→ Collected data

((

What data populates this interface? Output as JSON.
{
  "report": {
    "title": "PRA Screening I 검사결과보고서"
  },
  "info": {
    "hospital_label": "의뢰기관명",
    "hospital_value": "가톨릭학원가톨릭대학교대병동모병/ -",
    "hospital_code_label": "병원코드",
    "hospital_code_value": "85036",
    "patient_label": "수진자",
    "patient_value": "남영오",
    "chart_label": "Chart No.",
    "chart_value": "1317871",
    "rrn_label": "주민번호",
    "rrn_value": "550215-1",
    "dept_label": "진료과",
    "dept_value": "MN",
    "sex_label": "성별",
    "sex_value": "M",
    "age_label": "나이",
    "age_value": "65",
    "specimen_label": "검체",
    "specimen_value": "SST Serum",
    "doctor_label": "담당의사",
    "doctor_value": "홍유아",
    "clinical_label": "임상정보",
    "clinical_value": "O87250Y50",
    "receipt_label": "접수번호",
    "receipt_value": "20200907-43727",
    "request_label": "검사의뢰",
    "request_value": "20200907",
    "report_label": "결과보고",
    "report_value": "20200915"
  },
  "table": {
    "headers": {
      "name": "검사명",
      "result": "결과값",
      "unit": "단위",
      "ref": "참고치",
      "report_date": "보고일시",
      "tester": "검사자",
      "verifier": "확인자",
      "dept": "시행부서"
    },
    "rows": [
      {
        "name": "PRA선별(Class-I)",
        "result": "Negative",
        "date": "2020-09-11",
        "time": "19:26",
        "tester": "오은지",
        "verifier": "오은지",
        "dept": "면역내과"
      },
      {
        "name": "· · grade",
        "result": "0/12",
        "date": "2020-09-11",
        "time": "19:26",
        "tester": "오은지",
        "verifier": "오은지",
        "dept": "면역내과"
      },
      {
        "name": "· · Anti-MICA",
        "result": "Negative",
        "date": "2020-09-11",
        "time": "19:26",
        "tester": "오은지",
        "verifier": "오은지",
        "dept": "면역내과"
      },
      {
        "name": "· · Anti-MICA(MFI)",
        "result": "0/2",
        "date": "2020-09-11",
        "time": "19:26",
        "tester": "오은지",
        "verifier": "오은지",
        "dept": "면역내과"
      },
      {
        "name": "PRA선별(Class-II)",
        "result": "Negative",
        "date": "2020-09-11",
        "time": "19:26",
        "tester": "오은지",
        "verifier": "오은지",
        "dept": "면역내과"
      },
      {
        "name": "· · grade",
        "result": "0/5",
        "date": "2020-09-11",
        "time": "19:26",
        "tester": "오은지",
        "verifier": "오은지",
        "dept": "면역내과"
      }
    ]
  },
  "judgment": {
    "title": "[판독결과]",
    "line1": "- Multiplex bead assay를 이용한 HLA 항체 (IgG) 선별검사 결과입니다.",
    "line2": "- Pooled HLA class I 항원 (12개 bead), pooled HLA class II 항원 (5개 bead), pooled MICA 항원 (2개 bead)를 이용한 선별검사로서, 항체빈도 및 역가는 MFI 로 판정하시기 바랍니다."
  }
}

))

→ TASK INSTRUCTIONS
Every line above that holds the string "bead" should be returned.

→ SOLUTION TO THIS TASK
    "line1": "- Multiplex bead assay를 이용한 HLA 항체 (IgG) 선별검사 결과입니다.",
    "line2": "- Pooled HLA class I 항원 (12개 bead), pooled HLA class II 항원 (5개 bead), pooled MICA 항원 (2개 bead)를 이용한 선별검사로서, 항체빈도 및 역가는 MFI 로 판정하시기 바랍니다."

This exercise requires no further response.